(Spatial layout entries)
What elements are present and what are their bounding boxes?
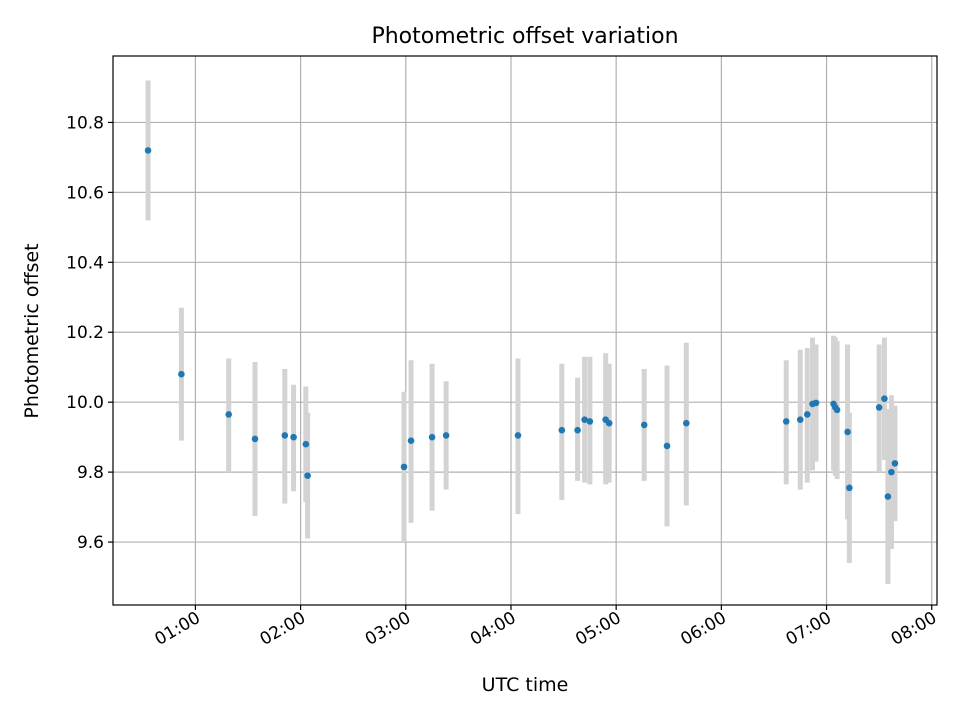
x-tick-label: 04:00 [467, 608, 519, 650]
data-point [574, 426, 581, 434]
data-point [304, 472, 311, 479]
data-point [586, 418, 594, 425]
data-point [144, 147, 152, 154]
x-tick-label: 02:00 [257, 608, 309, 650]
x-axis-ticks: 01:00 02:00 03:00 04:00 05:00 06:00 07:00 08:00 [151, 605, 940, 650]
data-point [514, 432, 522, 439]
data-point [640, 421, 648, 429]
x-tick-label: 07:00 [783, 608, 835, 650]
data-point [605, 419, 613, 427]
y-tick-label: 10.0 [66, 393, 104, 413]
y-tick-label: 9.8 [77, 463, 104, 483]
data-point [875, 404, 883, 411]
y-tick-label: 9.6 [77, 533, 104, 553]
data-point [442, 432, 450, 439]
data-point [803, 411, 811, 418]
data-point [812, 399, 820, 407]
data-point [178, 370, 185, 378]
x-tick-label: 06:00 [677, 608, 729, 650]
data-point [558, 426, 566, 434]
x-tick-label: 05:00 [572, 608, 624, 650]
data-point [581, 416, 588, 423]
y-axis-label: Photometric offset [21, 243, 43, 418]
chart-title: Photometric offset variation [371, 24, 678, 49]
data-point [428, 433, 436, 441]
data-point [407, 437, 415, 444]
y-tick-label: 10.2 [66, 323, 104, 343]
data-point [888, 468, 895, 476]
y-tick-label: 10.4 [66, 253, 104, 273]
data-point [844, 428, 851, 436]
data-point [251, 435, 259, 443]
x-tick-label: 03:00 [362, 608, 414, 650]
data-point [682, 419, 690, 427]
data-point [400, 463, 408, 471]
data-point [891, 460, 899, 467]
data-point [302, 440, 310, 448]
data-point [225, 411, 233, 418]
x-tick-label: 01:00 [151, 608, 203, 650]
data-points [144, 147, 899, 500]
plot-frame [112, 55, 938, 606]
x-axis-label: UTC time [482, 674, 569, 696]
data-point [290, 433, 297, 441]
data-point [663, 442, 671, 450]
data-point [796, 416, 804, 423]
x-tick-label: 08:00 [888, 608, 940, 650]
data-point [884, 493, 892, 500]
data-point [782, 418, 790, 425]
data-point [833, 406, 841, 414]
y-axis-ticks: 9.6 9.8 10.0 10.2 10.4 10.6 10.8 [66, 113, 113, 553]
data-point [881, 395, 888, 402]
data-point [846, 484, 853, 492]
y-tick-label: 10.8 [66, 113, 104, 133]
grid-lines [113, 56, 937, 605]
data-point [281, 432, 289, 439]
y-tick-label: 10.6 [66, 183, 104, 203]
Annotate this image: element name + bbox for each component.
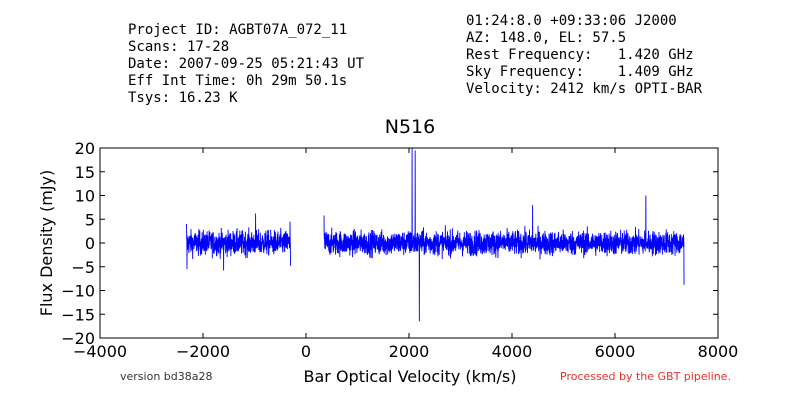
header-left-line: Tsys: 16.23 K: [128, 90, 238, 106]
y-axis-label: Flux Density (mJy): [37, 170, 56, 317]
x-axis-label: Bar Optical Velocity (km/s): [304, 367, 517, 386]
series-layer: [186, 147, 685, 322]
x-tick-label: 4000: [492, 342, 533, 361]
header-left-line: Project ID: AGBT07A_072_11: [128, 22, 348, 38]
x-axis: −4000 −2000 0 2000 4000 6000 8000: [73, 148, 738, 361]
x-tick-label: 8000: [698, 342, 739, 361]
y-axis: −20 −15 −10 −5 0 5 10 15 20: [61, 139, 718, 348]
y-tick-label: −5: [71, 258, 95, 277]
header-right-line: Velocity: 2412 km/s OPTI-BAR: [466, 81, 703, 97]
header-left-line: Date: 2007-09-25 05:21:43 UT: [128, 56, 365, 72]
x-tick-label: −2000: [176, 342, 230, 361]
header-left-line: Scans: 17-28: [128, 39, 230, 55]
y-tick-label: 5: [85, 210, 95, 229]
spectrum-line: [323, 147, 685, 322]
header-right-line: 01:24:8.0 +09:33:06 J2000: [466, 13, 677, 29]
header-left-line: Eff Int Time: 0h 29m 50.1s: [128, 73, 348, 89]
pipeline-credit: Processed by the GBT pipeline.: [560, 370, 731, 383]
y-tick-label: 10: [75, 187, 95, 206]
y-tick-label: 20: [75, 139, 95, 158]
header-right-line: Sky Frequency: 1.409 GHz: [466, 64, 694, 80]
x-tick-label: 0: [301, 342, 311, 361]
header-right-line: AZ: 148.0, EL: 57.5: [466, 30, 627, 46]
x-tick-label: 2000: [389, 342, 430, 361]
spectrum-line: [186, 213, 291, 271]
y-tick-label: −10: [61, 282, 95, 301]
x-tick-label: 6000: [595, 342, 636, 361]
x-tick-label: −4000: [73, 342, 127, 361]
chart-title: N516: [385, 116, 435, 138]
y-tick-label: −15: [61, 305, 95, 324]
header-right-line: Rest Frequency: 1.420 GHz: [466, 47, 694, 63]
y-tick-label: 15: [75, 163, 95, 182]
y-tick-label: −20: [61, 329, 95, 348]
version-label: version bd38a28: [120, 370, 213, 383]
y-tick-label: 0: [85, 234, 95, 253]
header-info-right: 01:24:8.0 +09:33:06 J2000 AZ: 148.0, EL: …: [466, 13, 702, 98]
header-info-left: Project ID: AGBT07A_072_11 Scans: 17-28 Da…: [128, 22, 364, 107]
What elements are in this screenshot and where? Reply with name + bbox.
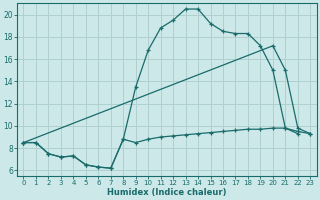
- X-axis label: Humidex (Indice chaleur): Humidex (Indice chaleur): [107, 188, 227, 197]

* [Stated problem]
Copy out every line of the items above word for word, leaving out the pictures.

* [Reply to the exercise]
What elements are present and what are their bounding boxes?
x-tick-label: 04:00 [467, 608, 519, 650]
data-point [574, 426, 581, 434]
data-point [304, 472, 311, 479]
data-point [586, 418, 594, 425]
data-point [144, 147, 152, 154]
x-tick-label: 02:00 [257, 608, 309, 650]
x-axis-ticks: 01:00 02:00 03:00 04:00 05:00 06:00 07:00 08:00 [151, 605, 940, 650]
data-point [514, 432, 522, 439]
data-point [640, 421, 648, 429]
x-tick-label: 07:00 [783, 608, 835, 650]
data-point [605, 419, 613, 427]
y-tick-label: 10.0 [66, 393, 104, 413]
y-tick-label: 9.8 [77, 463, 104, 483]
data-point [875, 404, 883, 411]
y-tick-label: 9.6 [77, 533, 104, 553]
data-point [442, 432, 450, 439]
data-point [803, 411, 811, 418]
data-point [812, 399, 820, 407]
data-point [178, 370, 185, 378]
x-tick-label: 06:00 [677, 608, 729, 650]
data-point [558, 426, 566, 434]
x-tick-label: 05:00 [572, 608, 624, 650]
data-point [581, 416, 588, 423]
y-axis-label: Photometric offset [21, 243, 43, 418]
chart-title: Photometric offset variation [371, 24, 678, 49]
data-point [428, 433, 436, 441]
data-point [407, 437, 415, 444]
y-tick-label: 10.2 [66, 323, 104, 343]
data-point [888, 468, 895, 476]
y-tick-label: 10.4 [66, 253, 104, 273]
data-point [844, 428, 851, 436]
data-point [251, 435, 259, 443]
x-tick-label: 03:00 [362, 608, 414, 650]
data-point [682, 419, 690, 427]
data-point [400, 463, 408, 471]
data-point [891, 460, 899, 467]
data-point [302, 440, 310, 448]
data-point [225, 411, 233, 418]
x-tick-label: 01:00 [151, 608, 203, 650]
data-points [144, 147, 899, 500]
plot-frame [112, 55, 938, 606]
x-axis-label: UTC time [482, 674, 569, 696]
data-point [290, 433, 297, 441]
data-point [663, 442, 671, 450]
data-point [796, 416, 804, 423]
x-tick-label: 08:00 [888, 608, 940, 650]
data-point [884, 493, 892, 500]
data-point [782, 418, 790, 425]
data-point [833, 406, 841, 414]
y-axis-ticks: 9.6 9.8 10.0 10.2 10.4 10.6 10.8 [66, 113, 113, 553]
data-point [881, 395, 888, 402]
data-point [846, 484, 853, 492]
y-tick-label: 10.8 [66, 113, 104, 133]
grid-lines [113, 56, 937, 605]
data-point [281, 432, 289, 439]
y-tick-label: 10.6 [66, 183, 104, 203]
Annotate this image: element name + bbox for each component.
header-left-line: Tsys: 16.23 K: [128, 90, 238, 106]
y-axis-label: Flux Density (mJy): [37, 170, 56, 317]
x-axis-label: Bar Optical Velocity (km/s): [304, 367, 517, 386]
series-layer: [186, 147, 685, 322]
x-tick-label: 4000: [492, 342, 533, 361]
header-left-line: Project ID: AGBT07A_072_11: [128, 22, 348, 38]
x-axis: −4000 −2000 0 2000 4000 6000 8000: [73, 148, 738, 361]
x-tick-label: 8000: [698, 342, 739, 361]
y-axis: −20 −15 −10 −5 0 5 10 15 20: [61, 139, 718, 348]
y-tick-label: −5: [71, 258, 95, 277]
header-right-line: Velocity: 2412 km/s OPTI-BAR: [466, 81, 703, 97]
header-left-line: Date: 2007-09-25 05:21:43 UT: [128, 56, 365, 72]
x-tick-label: −2000: [176, 342, 230, 361]
header-left-line: Scans: 17-28: [128, 39, 230, 55]
y-tick-label: 5: [85, 210, 95, 229]
spectrum-line: [323, 147, 685, 322]
header-right-line: 01:24:8.0 +09:33:06 J2000: [466, 13, 677, 29]
header-left-line: Eff Int Time: 0h 29m 50.1s: [128, 73, 348, 89]
pipeline-credit: Processed by the GBT pipeline.: [560, 370, 731, 383]
y-tick-label: 10: [75, 187, 95, 206]
y-tick-label: 20: [75, 139, 95, 158]
header-right-line: Sky Frequency: 1.409 GHz: [466, 64, 694, 80]
x-tick-label: 0: [301, 342, 311, 361]
header-right-line: AZ: 148.0, EL: 57.5: [466, 30, 627, 46]
x-tick-label: 2000: [389, 342, 430, 361]
spectrum-line: [186, 213, 291, 271]
y-tick-label: −10: [61, 282, 95, 301]
x-tick-label: 6000: [595, 342, 636, 361]
x-tick-label: −4000: [73, 342, 127, 361]
chart-title: N516: [385, 116, 435, 138]
y-tick-label: −15: [61, 305, 95, 324]
header-right-line: Rest Frequency: 1.420 GHz: [466, 47, 694, 63]
y-tick-label: 15: [75, 163, 95, 182]
y-tick-label: −20: [61, 329, 95, 348]
version-label: version bd38a28: [120, 370, 213, 383]
y-tick-label: 0: [85, 234, 95, 253]
header-info-right: 01:24:8.0 +09:33:06 J2000 AZ: 148.0, EL: …: [466, 13, 702, 98]
header-info-left: Project ID: AGBT07A_072_11 Scans: 17-28 Da…: [128, 22, 364, 107]
What elements are in this screenshot and where? Reply with name + bbox.
- X-axis label: Humidex (Indice chaleur): Humidex (Indice chaleur): [107, 188, 227, 197]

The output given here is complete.